>> Start GIVEN RECORDS
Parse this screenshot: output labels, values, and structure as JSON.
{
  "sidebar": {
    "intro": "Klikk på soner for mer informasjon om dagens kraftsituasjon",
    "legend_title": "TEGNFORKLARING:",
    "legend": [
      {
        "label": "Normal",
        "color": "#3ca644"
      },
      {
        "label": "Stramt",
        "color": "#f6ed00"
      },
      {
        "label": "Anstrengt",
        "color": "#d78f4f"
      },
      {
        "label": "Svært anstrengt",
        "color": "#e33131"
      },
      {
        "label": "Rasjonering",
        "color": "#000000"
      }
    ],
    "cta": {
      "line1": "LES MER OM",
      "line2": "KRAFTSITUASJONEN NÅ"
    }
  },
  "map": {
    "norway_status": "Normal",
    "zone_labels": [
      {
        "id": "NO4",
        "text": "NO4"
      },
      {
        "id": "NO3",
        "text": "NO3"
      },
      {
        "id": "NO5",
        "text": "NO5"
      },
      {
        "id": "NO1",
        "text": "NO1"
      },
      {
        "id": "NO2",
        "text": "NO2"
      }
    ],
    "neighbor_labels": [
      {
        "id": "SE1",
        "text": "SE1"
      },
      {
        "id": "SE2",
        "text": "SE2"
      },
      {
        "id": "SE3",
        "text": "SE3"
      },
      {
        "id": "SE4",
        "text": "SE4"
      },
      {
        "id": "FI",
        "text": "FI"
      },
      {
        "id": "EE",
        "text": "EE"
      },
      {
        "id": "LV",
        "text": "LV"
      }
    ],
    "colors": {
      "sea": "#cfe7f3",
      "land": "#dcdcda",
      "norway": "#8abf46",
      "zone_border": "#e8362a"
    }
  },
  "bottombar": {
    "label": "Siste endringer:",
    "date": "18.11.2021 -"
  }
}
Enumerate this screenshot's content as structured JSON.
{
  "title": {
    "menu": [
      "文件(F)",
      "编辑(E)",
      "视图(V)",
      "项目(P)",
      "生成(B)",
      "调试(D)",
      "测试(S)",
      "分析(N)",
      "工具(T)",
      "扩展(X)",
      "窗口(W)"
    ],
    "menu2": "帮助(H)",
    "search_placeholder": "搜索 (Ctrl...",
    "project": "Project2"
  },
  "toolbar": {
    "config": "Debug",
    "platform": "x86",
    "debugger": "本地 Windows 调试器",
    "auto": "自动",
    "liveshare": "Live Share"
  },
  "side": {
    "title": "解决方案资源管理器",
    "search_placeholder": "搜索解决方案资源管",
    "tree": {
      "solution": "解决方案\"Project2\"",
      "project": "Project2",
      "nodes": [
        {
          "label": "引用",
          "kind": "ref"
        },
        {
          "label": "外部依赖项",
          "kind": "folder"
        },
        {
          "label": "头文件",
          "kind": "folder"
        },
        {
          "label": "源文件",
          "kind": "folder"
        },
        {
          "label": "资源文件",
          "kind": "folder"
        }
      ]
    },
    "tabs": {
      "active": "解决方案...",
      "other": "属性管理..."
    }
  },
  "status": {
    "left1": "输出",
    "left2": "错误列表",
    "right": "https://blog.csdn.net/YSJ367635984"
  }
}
>> End GIVEN RECORDS
>> Start GIVEN RECORDS
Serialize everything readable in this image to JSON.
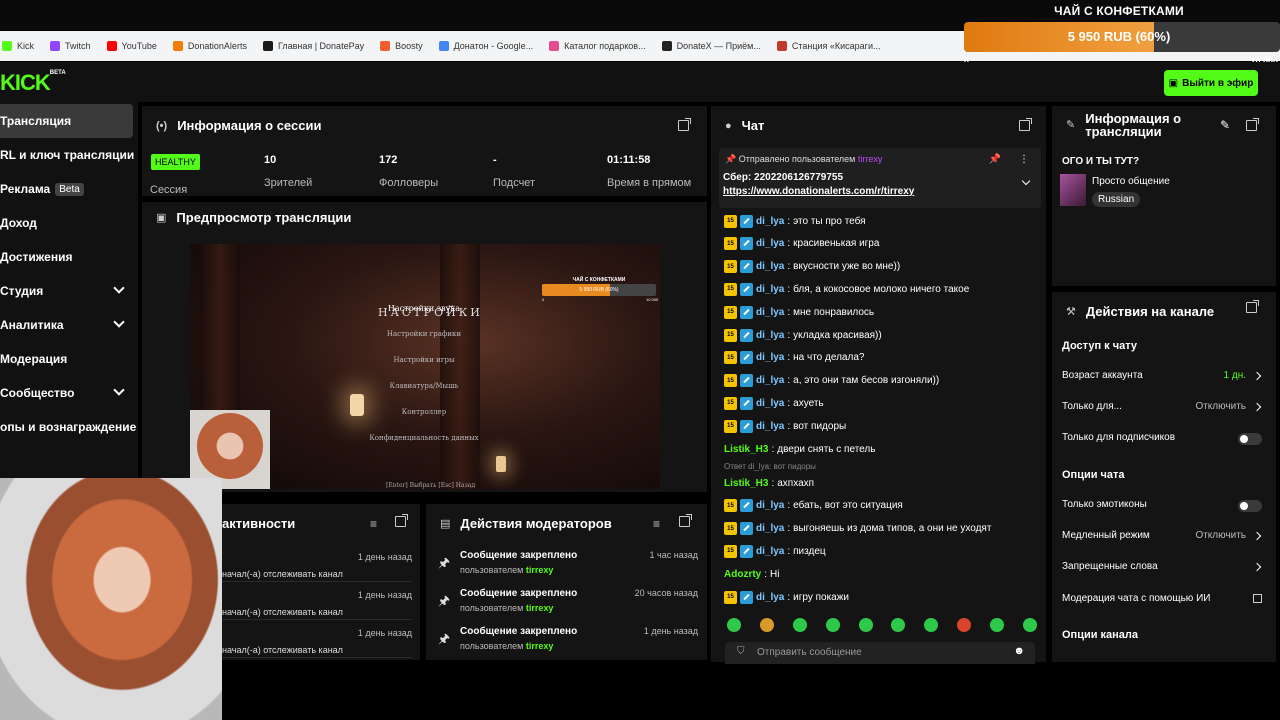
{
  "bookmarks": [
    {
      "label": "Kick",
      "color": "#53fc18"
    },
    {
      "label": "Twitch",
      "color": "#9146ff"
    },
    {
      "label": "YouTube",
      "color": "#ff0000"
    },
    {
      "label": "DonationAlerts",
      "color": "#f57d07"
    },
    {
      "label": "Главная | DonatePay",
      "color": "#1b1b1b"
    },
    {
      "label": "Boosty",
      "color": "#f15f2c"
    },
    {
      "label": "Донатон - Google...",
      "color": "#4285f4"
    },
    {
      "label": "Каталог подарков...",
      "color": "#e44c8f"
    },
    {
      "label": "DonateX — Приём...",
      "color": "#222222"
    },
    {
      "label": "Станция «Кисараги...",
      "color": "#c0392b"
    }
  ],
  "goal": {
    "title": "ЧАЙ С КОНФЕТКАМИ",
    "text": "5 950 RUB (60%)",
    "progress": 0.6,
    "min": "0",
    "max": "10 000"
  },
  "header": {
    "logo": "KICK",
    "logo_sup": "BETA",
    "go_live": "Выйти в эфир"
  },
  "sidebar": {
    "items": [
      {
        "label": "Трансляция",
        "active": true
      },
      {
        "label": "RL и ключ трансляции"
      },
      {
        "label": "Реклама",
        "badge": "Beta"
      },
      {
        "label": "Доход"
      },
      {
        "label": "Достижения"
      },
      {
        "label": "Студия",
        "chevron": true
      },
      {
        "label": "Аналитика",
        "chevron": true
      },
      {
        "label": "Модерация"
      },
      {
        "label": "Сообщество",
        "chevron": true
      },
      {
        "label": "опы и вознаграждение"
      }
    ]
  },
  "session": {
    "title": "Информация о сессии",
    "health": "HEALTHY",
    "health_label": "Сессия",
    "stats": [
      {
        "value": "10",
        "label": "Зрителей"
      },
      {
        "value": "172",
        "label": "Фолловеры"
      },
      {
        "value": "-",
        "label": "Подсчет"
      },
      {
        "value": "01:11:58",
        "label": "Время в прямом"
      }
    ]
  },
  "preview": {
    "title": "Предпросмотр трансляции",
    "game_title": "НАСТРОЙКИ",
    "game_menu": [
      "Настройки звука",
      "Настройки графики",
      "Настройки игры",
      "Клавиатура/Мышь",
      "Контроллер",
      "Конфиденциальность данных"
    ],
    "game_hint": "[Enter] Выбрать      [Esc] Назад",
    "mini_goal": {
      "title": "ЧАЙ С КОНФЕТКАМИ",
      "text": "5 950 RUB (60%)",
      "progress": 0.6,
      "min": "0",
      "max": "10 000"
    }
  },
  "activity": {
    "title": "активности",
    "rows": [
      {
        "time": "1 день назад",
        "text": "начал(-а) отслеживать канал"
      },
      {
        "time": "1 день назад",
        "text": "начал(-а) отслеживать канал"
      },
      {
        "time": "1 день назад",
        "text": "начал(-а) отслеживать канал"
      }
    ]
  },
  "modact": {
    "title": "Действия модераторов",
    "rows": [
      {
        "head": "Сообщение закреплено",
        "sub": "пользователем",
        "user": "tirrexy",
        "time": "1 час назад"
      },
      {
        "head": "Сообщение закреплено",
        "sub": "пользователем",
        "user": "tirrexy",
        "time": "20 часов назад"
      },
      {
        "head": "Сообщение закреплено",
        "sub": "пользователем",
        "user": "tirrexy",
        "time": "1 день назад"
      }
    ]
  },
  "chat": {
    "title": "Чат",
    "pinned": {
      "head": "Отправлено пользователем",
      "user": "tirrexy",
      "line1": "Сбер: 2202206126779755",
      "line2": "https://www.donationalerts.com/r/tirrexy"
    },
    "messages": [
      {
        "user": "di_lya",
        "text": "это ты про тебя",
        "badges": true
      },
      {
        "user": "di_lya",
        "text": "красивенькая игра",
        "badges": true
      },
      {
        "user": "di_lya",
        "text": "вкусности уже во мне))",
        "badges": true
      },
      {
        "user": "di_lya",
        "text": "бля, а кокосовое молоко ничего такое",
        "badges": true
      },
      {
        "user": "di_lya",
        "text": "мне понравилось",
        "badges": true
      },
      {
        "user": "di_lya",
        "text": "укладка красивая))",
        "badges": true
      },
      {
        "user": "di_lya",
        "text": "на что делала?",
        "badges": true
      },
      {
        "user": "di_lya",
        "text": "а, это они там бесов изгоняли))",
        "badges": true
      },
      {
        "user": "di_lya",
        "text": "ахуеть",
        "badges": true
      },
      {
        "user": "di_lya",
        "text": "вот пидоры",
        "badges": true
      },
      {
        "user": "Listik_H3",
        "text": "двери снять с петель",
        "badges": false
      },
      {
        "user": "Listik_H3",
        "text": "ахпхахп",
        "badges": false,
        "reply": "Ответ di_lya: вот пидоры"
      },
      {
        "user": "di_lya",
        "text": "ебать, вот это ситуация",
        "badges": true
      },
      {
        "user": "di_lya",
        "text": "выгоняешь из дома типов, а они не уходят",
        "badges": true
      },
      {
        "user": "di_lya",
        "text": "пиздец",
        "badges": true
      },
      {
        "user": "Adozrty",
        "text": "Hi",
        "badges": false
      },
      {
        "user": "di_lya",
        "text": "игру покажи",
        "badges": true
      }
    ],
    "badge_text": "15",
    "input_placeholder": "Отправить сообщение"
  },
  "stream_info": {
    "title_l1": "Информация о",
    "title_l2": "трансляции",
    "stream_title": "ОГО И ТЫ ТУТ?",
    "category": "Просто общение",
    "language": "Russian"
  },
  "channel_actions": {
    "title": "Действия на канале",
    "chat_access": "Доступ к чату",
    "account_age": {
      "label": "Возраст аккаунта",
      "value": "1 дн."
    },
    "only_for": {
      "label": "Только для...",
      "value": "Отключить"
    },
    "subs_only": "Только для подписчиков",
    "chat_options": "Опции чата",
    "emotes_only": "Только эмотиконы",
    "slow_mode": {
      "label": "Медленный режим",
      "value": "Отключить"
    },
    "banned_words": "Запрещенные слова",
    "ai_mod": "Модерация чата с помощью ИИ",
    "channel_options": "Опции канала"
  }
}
>> End GIVEN RECORDS
■ AIM OF THE EXERCISE ■
From the entries above, collect every line with the string "Только" in it.

■ RESPONSE TO THE TASK ■
      "label": "Только для...",
    "subs_only": "Только для подписчиков",
    "emotes_only": "Только эмотиконы",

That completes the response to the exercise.